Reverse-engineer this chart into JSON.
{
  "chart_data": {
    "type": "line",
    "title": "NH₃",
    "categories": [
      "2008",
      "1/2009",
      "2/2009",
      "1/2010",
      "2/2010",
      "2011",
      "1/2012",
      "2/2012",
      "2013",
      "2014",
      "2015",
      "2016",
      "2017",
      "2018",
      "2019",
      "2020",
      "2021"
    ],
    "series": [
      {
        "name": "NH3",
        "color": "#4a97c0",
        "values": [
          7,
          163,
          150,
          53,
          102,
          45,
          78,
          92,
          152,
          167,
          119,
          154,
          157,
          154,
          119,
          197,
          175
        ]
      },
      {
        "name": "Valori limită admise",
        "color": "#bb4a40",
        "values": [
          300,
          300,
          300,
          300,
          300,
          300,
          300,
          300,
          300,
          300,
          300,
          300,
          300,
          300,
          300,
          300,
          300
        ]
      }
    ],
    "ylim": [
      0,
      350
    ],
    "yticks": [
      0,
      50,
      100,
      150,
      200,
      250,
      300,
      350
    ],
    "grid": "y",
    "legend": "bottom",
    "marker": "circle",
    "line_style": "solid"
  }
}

--------------------------------------------------

EXERCISE.
Nothing in the listing may be changed; retype it all exactly.

RESULT BELOW.
Reverse-engineer this chart into JSON.
{
  "chart_data": {
    "type": "line",
    "title": "NH₃",
    "categories": [
      "2008",
      "1/2009",
      "2/2009",
      "1/2010",
      "2/2010",
      "2011",
      "1/2012",
      "2/2012",
      "2013",
      "2014",
      "2015",
      "2016",
      "2017",
      "2018",
      "2019",
      "2020",
      "2021"
    ],
    "series": [
      {
        "name": "NH3",
        "color": "#4a97c0",
        "values": [
          7,
          163,
          150,
          53,
          102,
          45,
          78,
          92,
          152,
          167,
          119,
          154,
          157,
          154,
          119,
          197,
          175
        ]
      },
      {
        "name": "Valori limită admise",
        "color": "#bb4a40",
        "values": [
          300,
          300,
          300,
          300,
          300,
          300,
          300,
          300,
          300,
          300,
          300,
          300,
          300,
          300,
          300,
          300,
          300
        ]
      }
    ],
    "ylim": [
      0,
      350
    ],
    "yticks": [
      0,
      50,
      100,
      150,
      200,
      250,
      300,
      350
    ],
    "grid": "y",
    "legend": "bottom",
    "marker": "circle",
    "line_style": "solid"
  }
}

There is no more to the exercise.